**SUPPLIED MATERIAL:**
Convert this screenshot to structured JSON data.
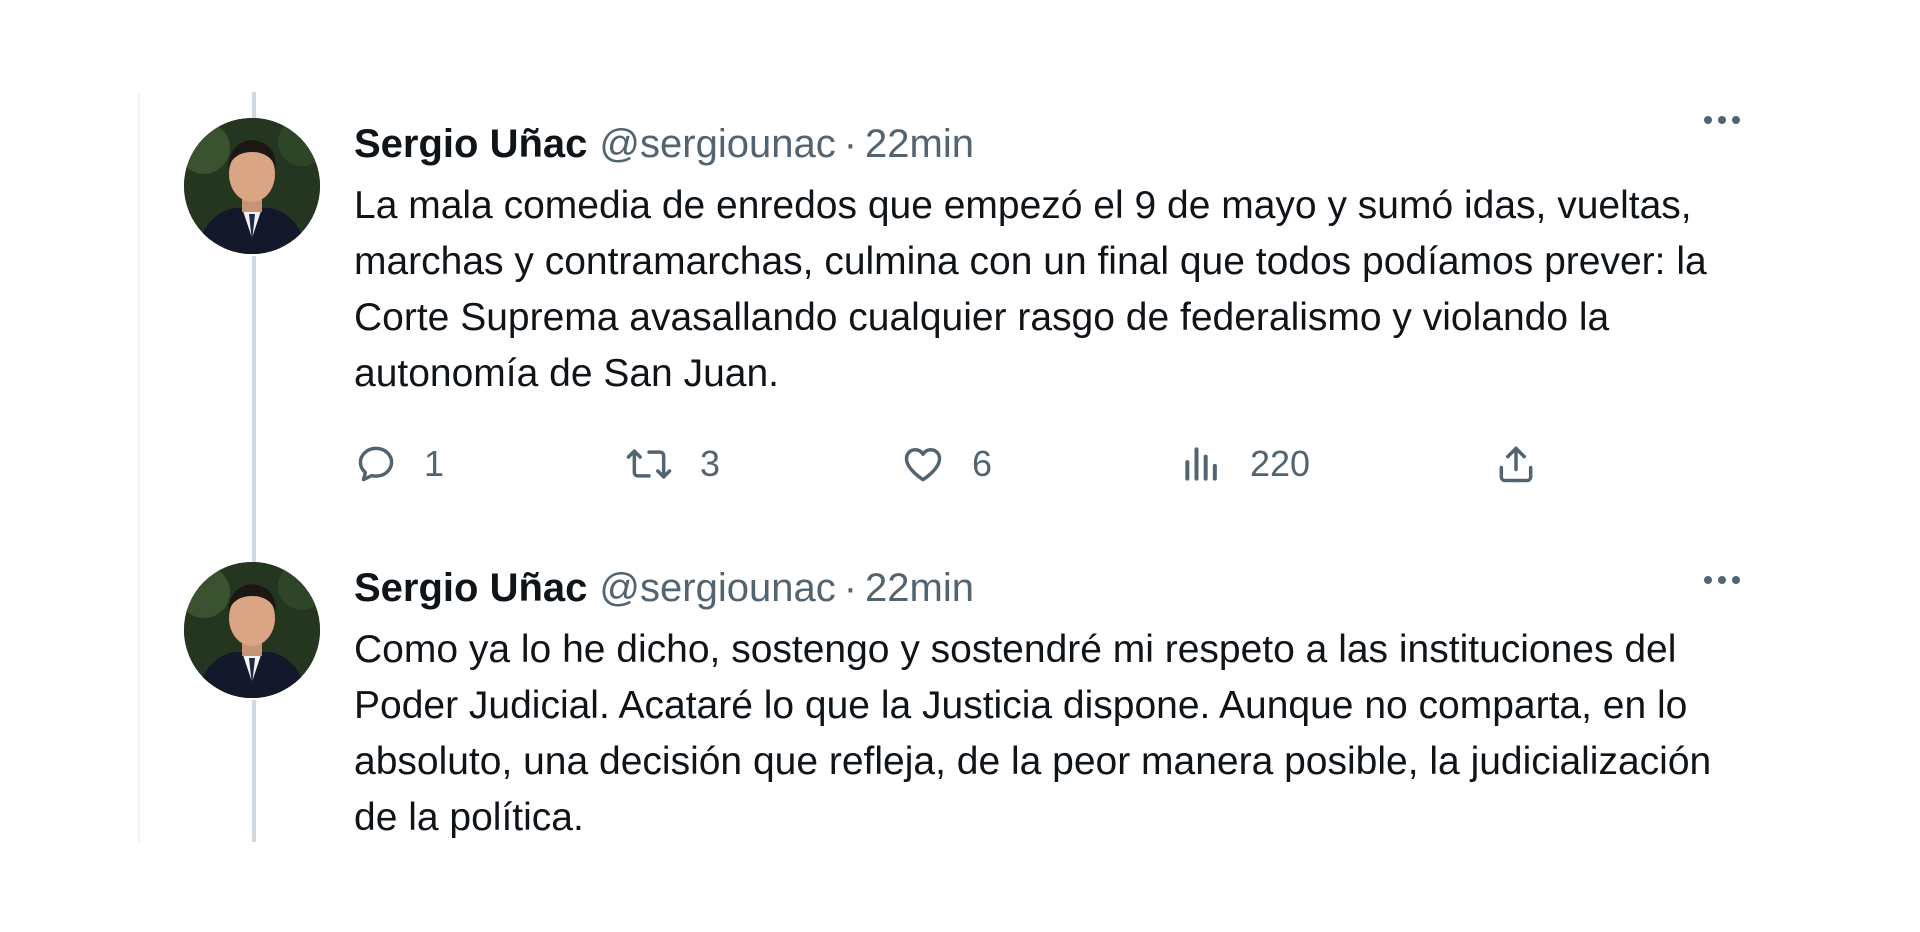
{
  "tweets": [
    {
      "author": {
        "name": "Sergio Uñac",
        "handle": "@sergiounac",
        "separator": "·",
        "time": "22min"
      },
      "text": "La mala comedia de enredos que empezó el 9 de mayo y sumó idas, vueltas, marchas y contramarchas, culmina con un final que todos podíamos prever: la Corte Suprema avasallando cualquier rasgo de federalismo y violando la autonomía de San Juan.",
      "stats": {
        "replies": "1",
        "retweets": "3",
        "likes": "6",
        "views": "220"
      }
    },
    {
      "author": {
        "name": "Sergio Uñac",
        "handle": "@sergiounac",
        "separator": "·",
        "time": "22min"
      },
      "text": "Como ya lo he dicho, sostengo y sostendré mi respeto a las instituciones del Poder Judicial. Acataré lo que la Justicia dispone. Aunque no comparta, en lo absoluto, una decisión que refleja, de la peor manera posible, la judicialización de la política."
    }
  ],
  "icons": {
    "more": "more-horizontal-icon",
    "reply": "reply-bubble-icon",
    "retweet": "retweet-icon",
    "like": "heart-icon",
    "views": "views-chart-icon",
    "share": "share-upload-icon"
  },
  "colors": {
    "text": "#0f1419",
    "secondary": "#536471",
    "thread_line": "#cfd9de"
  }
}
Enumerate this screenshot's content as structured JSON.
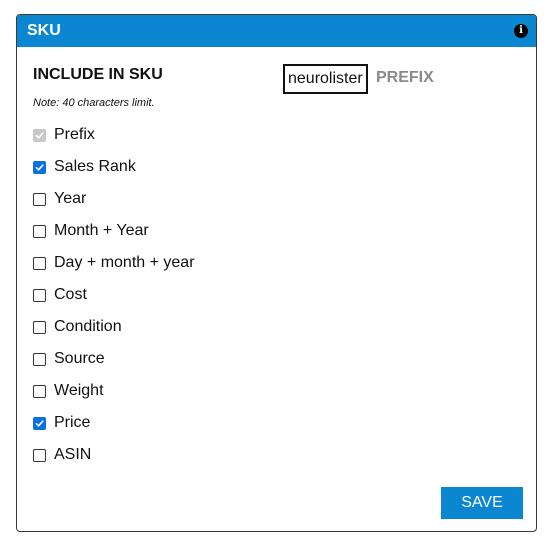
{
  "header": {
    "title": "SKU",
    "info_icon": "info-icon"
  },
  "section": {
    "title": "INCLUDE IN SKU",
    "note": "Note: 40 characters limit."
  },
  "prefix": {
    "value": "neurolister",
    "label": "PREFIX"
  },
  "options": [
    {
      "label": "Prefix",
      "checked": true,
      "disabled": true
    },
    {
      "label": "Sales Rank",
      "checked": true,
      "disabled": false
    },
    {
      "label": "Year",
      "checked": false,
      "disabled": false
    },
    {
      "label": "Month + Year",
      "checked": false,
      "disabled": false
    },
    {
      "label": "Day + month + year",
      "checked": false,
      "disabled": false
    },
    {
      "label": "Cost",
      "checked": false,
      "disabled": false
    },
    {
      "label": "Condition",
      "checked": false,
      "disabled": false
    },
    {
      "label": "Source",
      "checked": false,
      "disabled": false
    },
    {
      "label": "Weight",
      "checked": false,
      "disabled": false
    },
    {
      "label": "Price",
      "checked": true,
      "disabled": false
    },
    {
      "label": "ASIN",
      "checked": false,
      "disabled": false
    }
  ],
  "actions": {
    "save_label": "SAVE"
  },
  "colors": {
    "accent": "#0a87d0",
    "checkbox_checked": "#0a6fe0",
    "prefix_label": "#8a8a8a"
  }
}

**GOAL:** Take the listing above and restate it word for word, without its pictures.

**SOLUTION:**
Convert this screenshot to structured JSON data.
{
  "tweets": [
    {
      "author": {
        "name": "Sergio Uñac",
        "handle": "@sergiounac",
        "separator": "·",
        "time": "22min"
      },
      "text": "La mala comedia de enredos que empezó el 9 de mayo y sumó idas, vueltas, marchas y contramarchas, culmina con un final que todos podíamos prever: la Corte Suprema avasallando cualquier rasgo de federalismo y violando la autonomía de San Juan.",
      "stats": {
        "replies": "1",
        "retweets": "3",
        "likes": "6",
        "views": "220"
      }
    },
    {
      "author": {
        "name": "Sergio Uñac",
        "handle": "@sergiounac",
        "separator": "·",
        "time": "22min"
      },
      "text": "Como ya lo he dicho, sostengo y sostendré mi respeto a las instituciones del Poder Judicial. Acataré lo que la Justicia dispone. Aunque no comparta, en lo absoluto, una decisión que refleja, de la peor manera posible, la judicialización de la política."
    }
  ],
  "icons": {
    "more": "more-horizontal-icon",
    "reply": "reply-bubble-icon",
    "retweet": "retweet-icon",
    "like": "heart-icon",
    "views": "views-chart-icon",
    "share": "share-upload-icon"
  },
  "colors": {
    "text": "#0f1419",
    "secondary": "#536471",
    "thread_line": "#cfd9de"
  }
}
Enumerate this screenshot's content as structured JSON.
{
  "header": {
    "title": "SKU",
    "info_icon": "info-icon"
  },
  "section": {
    "title": "INCLUDE IN SKU",
    "note": "Note: 40 characters limit."
  },
  "prefix": {
    "value": "neurolister",
    "label": "PREFIX"
  },
  "options": [
    {
      "label": "Prefix",
      "checked": true,
      "disabled": true
    },
    {
      "label": "Sales Rank",
      "checked": true,
      "disabled": false
    },
    {
      "label": "Year",
      "checked": false,
      "disabled": false
    },
    {
      "label": "Month + Year",
      "checked": false,
      "disabled": false
    },
    {
      "label": "Day + month + year",
      "checked": false,
      "disabled": false
    },
    {
      "label": "Cost",
      "checked": false,
      "disabled": false
    },
    {
      "label": "Condition",
      "checked": false,
      "disabled": false
    },
    {
      "label": "Source",
      "checked": false,
      "disabled": false
    },
    {
      "label": "Weight",
      "checked": false,
      "disabled": false
    },
    {
      "label": "Price",
      "checked": true,
      "disabled": false
    },
    {
      "label": "ASIN",
      "checked": false,
      "disabled": false
    }
  ],
  "actions": {
    "save_label": "SAVE"
  },
  "colors": {
    "accent": "#0a87d0",
    "checkbox_checked": "#0a6fe0",
    "prefix_label": "#8a8a8a"
  }
}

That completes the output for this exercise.